Transcribe each record below word for word.

start Data to use

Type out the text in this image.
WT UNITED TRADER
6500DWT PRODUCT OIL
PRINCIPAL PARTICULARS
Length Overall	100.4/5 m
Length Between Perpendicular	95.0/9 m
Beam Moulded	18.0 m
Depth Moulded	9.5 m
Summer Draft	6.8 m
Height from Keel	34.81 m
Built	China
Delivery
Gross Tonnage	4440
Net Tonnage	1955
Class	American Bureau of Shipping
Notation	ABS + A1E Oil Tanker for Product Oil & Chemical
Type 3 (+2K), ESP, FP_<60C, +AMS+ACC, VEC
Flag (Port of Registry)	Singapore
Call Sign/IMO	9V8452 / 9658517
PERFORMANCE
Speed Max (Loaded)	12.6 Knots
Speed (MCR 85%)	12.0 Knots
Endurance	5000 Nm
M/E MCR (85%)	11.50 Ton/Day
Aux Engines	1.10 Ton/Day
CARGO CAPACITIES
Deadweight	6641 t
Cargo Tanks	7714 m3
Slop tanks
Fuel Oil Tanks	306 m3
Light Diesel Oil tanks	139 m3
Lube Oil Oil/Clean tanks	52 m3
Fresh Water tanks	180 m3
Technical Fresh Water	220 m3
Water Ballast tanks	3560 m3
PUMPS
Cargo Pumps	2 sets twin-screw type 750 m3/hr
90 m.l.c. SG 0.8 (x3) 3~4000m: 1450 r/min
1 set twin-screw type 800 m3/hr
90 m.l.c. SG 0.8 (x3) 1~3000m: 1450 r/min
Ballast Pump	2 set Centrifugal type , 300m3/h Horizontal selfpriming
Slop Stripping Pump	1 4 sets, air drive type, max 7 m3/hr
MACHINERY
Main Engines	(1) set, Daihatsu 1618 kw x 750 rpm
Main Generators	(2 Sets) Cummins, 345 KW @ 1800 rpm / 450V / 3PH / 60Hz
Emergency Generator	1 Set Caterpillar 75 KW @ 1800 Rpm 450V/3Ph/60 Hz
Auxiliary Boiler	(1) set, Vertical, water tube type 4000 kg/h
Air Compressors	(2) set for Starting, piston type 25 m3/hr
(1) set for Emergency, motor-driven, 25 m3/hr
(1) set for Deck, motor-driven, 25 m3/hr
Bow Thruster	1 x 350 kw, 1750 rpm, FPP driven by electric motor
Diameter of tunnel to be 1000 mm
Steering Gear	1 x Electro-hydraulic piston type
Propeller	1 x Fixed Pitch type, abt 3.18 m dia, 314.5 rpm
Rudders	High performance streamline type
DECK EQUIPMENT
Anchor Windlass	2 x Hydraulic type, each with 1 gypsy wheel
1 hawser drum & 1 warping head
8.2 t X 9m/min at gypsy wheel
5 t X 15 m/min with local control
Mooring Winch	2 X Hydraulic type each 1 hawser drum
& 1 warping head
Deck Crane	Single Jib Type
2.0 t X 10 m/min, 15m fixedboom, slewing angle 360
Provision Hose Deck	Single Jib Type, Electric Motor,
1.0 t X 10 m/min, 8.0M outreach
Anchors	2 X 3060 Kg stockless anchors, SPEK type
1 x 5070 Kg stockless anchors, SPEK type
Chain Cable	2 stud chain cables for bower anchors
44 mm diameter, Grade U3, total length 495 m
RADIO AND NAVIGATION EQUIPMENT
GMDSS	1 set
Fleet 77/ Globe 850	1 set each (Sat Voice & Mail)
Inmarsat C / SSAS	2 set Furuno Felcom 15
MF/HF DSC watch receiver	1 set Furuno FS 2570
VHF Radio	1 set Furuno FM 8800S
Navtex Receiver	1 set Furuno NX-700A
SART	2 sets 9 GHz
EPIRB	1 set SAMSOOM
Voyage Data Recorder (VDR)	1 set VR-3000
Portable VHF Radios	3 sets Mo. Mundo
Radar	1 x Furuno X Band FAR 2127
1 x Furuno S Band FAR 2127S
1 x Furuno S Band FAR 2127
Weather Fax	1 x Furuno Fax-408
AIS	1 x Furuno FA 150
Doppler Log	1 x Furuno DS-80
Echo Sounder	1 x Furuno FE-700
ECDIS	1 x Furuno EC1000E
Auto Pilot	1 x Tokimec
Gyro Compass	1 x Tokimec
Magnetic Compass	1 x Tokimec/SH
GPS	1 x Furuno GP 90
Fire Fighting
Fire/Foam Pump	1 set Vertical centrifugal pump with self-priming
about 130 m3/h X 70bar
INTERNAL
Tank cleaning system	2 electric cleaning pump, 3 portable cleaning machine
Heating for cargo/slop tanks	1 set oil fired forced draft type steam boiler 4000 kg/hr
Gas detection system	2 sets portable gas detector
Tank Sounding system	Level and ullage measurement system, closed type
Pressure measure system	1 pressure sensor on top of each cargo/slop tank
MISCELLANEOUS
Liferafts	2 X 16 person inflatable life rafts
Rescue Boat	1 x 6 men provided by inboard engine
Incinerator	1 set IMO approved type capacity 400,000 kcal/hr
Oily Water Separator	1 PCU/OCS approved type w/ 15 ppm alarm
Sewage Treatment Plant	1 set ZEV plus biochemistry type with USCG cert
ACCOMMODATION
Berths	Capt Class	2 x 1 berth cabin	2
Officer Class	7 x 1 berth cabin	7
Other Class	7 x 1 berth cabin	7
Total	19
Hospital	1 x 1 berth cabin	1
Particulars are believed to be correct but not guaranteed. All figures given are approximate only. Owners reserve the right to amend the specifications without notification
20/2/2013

end Data to use

◆ Solution below:
Type out the text in this image.
WT UNITED TRADER
6500DWT PRODUCT OIL
PRINCIPAL PARTICULARS
Length Overall	100.4/5 m
Length Between Perpendicular	95.0/9 m
Beam Moulded	18.0 m
Depth Moulded	9.5 m
Summer Draft	6.8 m
Height from Keel	34.81 m
Built	China
Delivery
Gross Tonnage	4440
Net Tonnage	1955
Class	American Bureau of Shipping
Notation	ABS + A1E Oil Tanker for Product Oil & Chemical
Type 3 (+2K), ESP, FP_<60C, +AMS+ACC, VEC
Flag (Port of Registry)	Singapore
Call Sign/IMO	9V8452 / 9658517
PERFORMANCE
Speed Max (Loaded)	12.6 Knots
Speed (MCR 85%)	12.0 Knots
Endurance	5000 Nm
M/E MCR (85%)	11.50 Ton/Day
Aux Engines	1.10 Ton/Day
CARGO CAPACITIES
Deadweight	6641 t
Cargo Tanks	7714 m3
Slop tanks
Fuel Oil Tanks	306 m3
Light Diesel Oil tanks	139 m3
Lube Oil Oil/Clean tanks	52 m3
Fresh Water tanks	180 m3
Technical Fresh Water	220 m3
Water Ballast tanks	3560 m3
PUMPS
Cargo Pumps	2 sets twin-screw type 750 m3/hr
90 m.l.c. SG 0.8 (x3) 3~4000m: 1450 r/min
1 set twin-screw type 800 m3/hr
90 m.l.c. SG 0.8 (x3) 1~3000m: 1450 r/min
Ballast Pump	2 set Centrifugal type , 300m3/h Horizontal selfpriming
Slop Stripping Pump	1 4 sets, air drive type, max 7 m3/hr
MACHINERY
Main Engines	(1) set, Daihatsu 1618 kw x 750 rpm
Main Generators	(2 Sets) Cummins, 345 KW @ 1800 rpm / 450V / 3PH / 60Hz
Emergency Generator	1 Set Caterpillar 75 KW @ 1800 Rpm 450V/3Ph/60 Hz
Auxiliary Boiler	(1) set, Vertical, water tube type 4000 kg/h
Air Compressors	(2) set for Starting, piston type 25 m3/hr
(1) set for Emergency, motor-driven, 25 m3/hr
(1) set for Deck, motor-driven, 25 m3/hr
Bow Thruster	1 x 350 kw, 1750 rpm, FPP driven by electric motor
Diameter of tunnel to be 1000 mm
Steering Gear	1 x Electro-hydraulic piston type
Propeller	1 x Fixed Pitch type, abt 3.18 m dia, 314.5 rpm
Rudders	High performance streamline type
DECK EQUIPMENT
Anchor Windlass	2 x Hydraulic type, each with 1 gypsy wheel
1 hawser drum & 1 warping head
8.2 t X 9m/min at gypsy wheel
5 t X 15 m/min with local control
Mooring Winch	2 X Hydraulic type each 1 hawser drum
& 1 warping head
Deck Crane	Single Jib Type
2.0 t X 10 m/min, 15m fixedboom, slewing angle 360
Provision Hose Deck	Single Jib Type, Electric Motor,
1.0 t X 10 m/min, 8.0M outreach
Anchors	2 X 3060 Kg stockless anchors, SPEK type
1 x 5070 Kg stockless anchors, SPEK type
Chain Cable	2 stud chain cables for bower anchors
44 mm diameter, Grade U3, total length 495 m
RADIO AND NAVIGATION EQUIPMENT
GMDSS	1 set
Fleet 77/ Globe 850	1 set each (Sat Voice & Mail)
Inmarsat C / SSAS	2 set Furuno Felcom 15
MF/HF DSC watch receiver	1 set Furuno FS 2570
VHF Radio	1 set Furuno FM 8800S
Navtex Receiver	1 set Furuno NX-700A
SART	2 sets 9 GHz
EPIRB	1 set SAMSOOM
Voyage Data Recorder (VDR)	1 set VR-3000
Portable VHF Radios	3 sets Mo. Mundo
Radar	1 x Furuno X Band FAR 2127
1 x Furuno S Band FAR 2127S
1 x Furuno S Band FAR 2127
Weather Fax	1 x Furuno Fax-408
AIS	1 x Furuno FA 150
Doppler Log	1 x Furuno DS-80
Echo Sounder	1 x Furuno FE-700
ECDIS	1 x Furuno EC1000E
Auto Pilot	1 x Tokimec
Gyro Compass	1 x Tokimec
Magnetic Compass	1 x Tokimec/SH
GPS	1 x Furuno GP 90
Fire Fighting
Fire/Foam Pump	1 set Vertical centrifugal pump with self-priming
about 130 m3/h X 70bar
INTERNAL
Tank cleaning system	2 electric cleaning pump, 3 portable cleaning machine
Heating for cargo/slop tanks	1 set oil fired forced draft type steam boiler 4000 kg/hr
Gas detection system	2 sets portable gas detector
Tank Sounding system	Level and ullage measurement system, closed type
Pressure measure system	1 pressure sensor on top of each cargo/slop tank
MISCELLANEOUS
Liferafts	2 X 16 person inflatable life rafts
Rescue Boat	1 x 6 men provided by inboard engine
Incinerator	1 set IMO approved type capacity 400,000 kcal/hr
Oily Water Separator	1 PCU/OCS approved type w/ 15 ppm alarm
Sewage Treatment Plant	1 set ZEV plus biochemistry type with USCG cert
ACCOMMODATION
Berths	Capt Class	2 x 1 berth cabin	2
Officer Class	7 x 1 berth cabin	7
Other Class	7 x 1 berth cabin	7
Total	19
Hospital	1 x 1 berth cabin	1
Particulars are believed to be correct but not guaranteed. All figures given are approximate only. Owners reserve the right to amend the specifications without notification
20/2/2013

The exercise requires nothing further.